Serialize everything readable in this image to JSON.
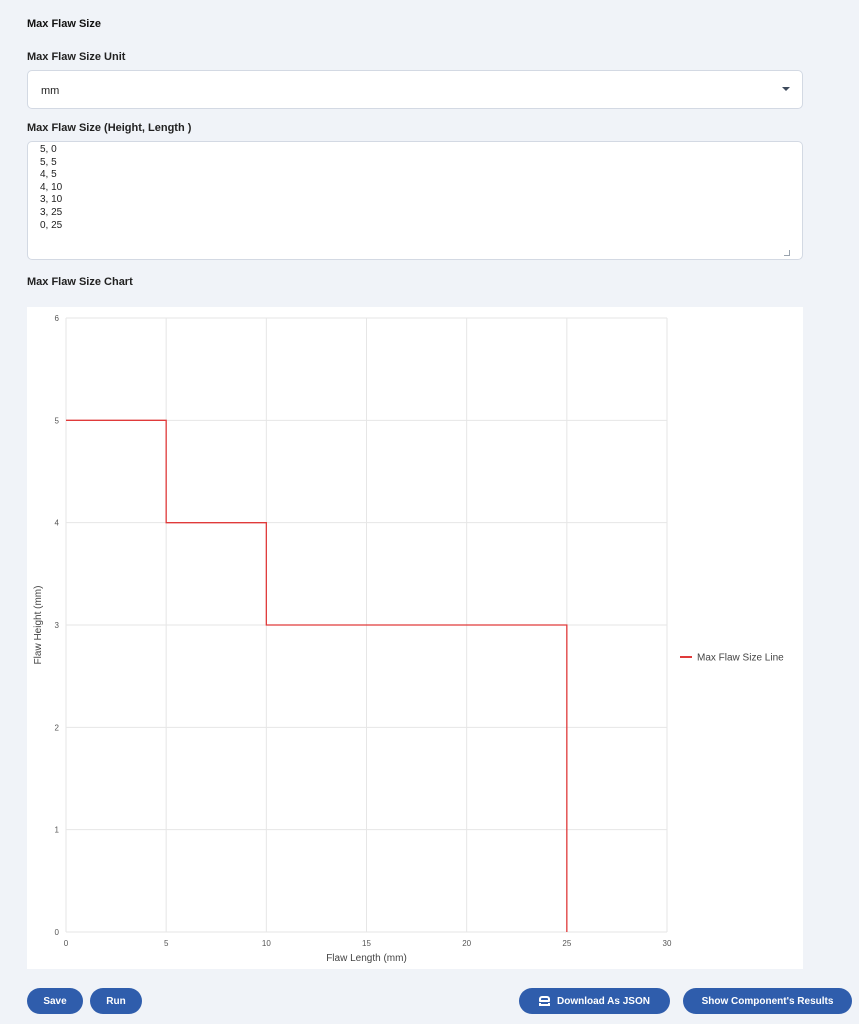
{
  "section": {
    "title": "Max Flaw Size"
  },
  "unit_field": {
    "label": "Max Flaw Size Unit",
    "value": "mm"
  },
  "size_field": {
    "label": "Max Flaw Size (Height, Length )",
    "lines": [
      "5, 0",
      "5, 5",
      "4, 5",
      "4, 10",
      "3, 10",
      "3, 25",
      "0, 25"
    ]
  },
  "chart_section": {
    "title": "Max Flaw Size Chart"
  },
  "chart_data": {
    "type": "line",
    "title": "",
    "xlabel": "Flaw Length (mm)",
    "ylabel": "Flaw Height (mm)",
    "xlim": [
      0,
      30
    ],
    "ylim": [
      0,
      6
    ],
    "xticks": [
      0,
      5,
      10,
      15,
      20,
      25,
      30
    ],
    "yticks": [
      0,
      1,
      2,
      3,
      4,
      5,
      6
    ],
    "grid": true,
    "legend_position": "right",
    "series": [
      {
        "name": "Max Flaw Size Line",
        "color": "#e03a3a",
        "points": [
          [
            0,
            5
          ],
          [
            5,
            5
          ],
          [
            5,
            4
          ],
          [
            10,
            4
          ],
          [
            10,
            3
          ],
          [
            25,
            3
          ],
          [
            25,
            0
          ]
        ]
      }
    ]
  },
  "buttons": {
    "save": "Save",
    "run": "Run",
    "download": "Download As JSON",
    "show_results": "Show Component's Results"
  }
}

---

Copy each line above precisely, dropping the pictures.

Serialize everything readable in this image to JSON.
{
  "section": {
    "title": "Max Flaw Size"
  },
  "unit_field": {
    "label": "Max Flaw Size Unit",
    "value": "mm"
  },
  "size_field": {
    "label": "Max Flaw Size (Height, Length )",
    "lines": [
      "5, 0",
      "5, 5",
      "4, 5",
      "4, 10",
      "3, 10",
      "3, 25",
      "0, 25"
    ]
  },
  "chart_section": {
    "title": "Max Flaw Size Chart"
  },
  "chart_data": {
    "type": "line",
    "title": "",
    "xlabel": "Flaw Length (mm)",
    "ylabel": "Flaw Height (mm)",
    "xlim": [
      0,
      30
    ],
    "ylim": [
      0,
      6
    ],
    "xticks": [
      0,
      5,
      10,
      15,
      20,
      25,
      30
    ],
    "yticks": [
      0,
      1,
      2,
      3,
      4,
      5,
      6
    ],
    "grid": true,
    "legend_position": "right",
    "series": [
      {
        "name": "Max Flaw Size Line",
        "color": "#e03a3a",
        "points": [
          [
            0,
            5
          ],
          [
            5,
            5
          ],
          [
            5,
            4
          ],
          [
            10,
            4
          ],
          [
            10,
            3
          ],
          [
            25,
            3
          ],
          [
            25,
            0
          ]
        ]
      }
    ]
  },
  "buttons": {
    "save": "Save",
    "run": "Run",
    "download": "Download As JSON",
    "show_results": "Show Component's Results"
  }
}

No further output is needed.